Given request:
Set down every record once more, exactly as given.

Entries taken from a collection
───

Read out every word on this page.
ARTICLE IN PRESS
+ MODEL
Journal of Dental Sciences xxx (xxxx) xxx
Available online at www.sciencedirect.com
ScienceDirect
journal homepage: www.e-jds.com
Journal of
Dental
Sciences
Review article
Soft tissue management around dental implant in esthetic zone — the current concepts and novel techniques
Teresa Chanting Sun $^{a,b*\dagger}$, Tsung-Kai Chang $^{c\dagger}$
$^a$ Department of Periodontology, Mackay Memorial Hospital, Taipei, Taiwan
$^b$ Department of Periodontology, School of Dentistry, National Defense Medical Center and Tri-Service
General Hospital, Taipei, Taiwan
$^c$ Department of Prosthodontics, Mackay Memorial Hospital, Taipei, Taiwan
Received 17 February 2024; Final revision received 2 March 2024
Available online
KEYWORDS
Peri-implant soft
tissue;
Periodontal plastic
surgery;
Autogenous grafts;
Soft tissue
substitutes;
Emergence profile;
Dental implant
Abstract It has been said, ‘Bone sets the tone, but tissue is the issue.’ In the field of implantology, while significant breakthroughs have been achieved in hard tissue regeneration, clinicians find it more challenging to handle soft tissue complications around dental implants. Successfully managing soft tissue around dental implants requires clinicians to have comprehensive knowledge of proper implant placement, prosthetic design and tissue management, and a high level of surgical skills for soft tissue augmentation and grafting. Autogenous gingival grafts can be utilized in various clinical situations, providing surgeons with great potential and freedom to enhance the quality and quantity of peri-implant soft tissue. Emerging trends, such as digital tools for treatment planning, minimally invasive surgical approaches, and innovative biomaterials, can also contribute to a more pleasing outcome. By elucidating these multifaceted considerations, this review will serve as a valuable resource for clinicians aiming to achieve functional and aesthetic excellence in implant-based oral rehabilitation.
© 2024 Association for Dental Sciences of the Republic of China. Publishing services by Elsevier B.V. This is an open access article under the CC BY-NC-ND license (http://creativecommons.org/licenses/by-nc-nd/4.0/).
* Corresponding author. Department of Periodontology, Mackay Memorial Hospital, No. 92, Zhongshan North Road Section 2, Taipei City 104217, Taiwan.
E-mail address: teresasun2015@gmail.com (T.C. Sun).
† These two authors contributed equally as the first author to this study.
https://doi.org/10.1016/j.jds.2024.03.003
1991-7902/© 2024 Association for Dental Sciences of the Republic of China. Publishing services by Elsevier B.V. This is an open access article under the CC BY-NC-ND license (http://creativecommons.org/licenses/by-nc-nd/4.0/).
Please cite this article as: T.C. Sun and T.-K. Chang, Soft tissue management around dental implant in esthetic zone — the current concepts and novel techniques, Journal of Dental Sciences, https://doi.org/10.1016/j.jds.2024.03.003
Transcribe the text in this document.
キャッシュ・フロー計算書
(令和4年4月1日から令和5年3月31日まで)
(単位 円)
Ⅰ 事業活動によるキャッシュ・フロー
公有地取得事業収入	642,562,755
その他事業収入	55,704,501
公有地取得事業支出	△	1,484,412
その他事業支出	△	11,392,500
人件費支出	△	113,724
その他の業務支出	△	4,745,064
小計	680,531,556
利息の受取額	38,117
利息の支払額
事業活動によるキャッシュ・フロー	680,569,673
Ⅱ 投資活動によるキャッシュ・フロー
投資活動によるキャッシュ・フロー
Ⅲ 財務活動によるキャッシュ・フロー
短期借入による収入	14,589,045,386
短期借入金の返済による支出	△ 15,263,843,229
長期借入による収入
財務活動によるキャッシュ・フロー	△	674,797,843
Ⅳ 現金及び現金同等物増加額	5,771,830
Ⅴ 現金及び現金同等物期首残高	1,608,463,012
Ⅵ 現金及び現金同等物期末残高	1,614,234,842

───

Written reply:
Read out every word on this page.
ARTICLE IN PRESS
+ MODEL
Journal of Dental Sciences xxx (xxxx) xxx
Available online at www.sciencedirect.com
ScienceDirect
journal homepage: www.e-jds.com
Journal of
Dental
Sciences
Review article
Soft tissue management around dental implant in esthetic zone — the current concepts and novel techniques
Teresa Chanting Sun $^{a,b*\dagger}$, Tsung-Kai Chang $^{c\dagger}$
$^a$ Department of Periodontology, Mackay Memorial Hospital, Taipei, Taiwan
$^b$ Department of Periodontology, School of Dentistry, National Defense Medical Center and Tri-Service
General Hospital, Taipei, Taiwan
$^c$ Department of Prosthodontics, Mackay Memorial Hospital, Taipei, Taiwan
Received 17 February 2024; Final revision received 2 March 2024
Available online
KEYWORDS
Peri-implant soft
tissue;
Periodontal plastic
surgery;
Autogenous grafts;
Soft tissue
substitutes;
Emergence profile;
Dental implant
Abstract It has been said, ‘Bone sets the tone, but tissue is the issue.’ In the field of implantology, while significant breakthroughs have been achieved in hard tissue regeneration, clinicians find it more challenging to handle soft tissue complications around dental implants. Successfully managing soft tissue around dental implants requires clinicians to have comprehensive knowledge of proper implant placement, prosthetic design and tissue management, and a high level of surgical skills for soft tissue augmentation and grafting. Autogenous gingival grafts can be utilized in various clinical situations, providing surgeons with great potential and freedom to enhance the quality and quantity of peri-implant soft tissue. Emerging trends, such as digital tools for treatment planning, minimally invasive surgical approaches, and innovative biomaterials, can also contribute to a more pleasing outcome. By elucidating these multifaceted considerations, this review will serve as a valuable resource for clinicians aiming to achieve functional and aesthetic excellence in implant-based oral rehabilitation.
© 2024 Association for Dental Sciences of the Republic of China. Publishing services by Elsevier B.V. This is an open access article under the CC BY-NC-ND license (http://creativecommons.org/licenses/by-nc-nd/4.0/).
* Corresponding author. Department of Periodontology, Mackay Memorial Hospital, No. 92, Zhongshan North Road Section 2, Taipei City 104217, Taiwan.
E-mail address: teresasun2015@gmail.com (T.C. Sun).
† These two authors contributed equally as the first author to this study.
https://doi.org/10.1016/j.jds.2024.03.003
1991-7902/© 2024 Association for Dental Sciences of the Republic of China. Publishing services by Elsevier B.V. This is an open access article under the CC BY-NC-ND license (http://creativecommons.org/licenses/by-nc-nd/4.0/).
Please cite this article as: T.C. Sun and T.-K. Chang, Soft tissue management around dental implant in esthetic zone — the current concepts and novel techniques, Journal of Dental Sciences, https://doi.org/10.1016/j.jds.2024.03.003
Transcribe the text in this document.
キャッシュ・フロー計算書
(令和4年4月1日から令和5年3月31日まで)
(単位 円)
Ⅰ 事業活動によるキャッシュ・フロー
公有地取得事業収入	642,562,755
その他事業収入	55,704,501
公有地取得事業支出	△	1,484,412
その他事業支出	△	11,392,500
人件費支出	△	113,724
その他の業務支出	△	4,745,064
小計	680,531,556
利息の受取額	38,117
利息の支払額
事業活動によるキャッシュ・フロー	680,569,673
Ⅱ 投資活動によるキャッシュ・フロー
投資活動によるキャッシュ・フロー
Ⅲ 財務活動によるキャッシュ・フロー
短期借入による収入	14,589,045,386
短期借入金の返済による支出	△ 15,263,843,229
長期借入による収入
財務活動によるキャッシュ・フロー	△	674,797,843
Ⅳ 現金及び現金同等物増加額	5,771,830
Ⅴ 現金及び現金同等物期首残高	1,608,463,012
Ⅵ 現金及び現金同等物期末残高	1,614,234,842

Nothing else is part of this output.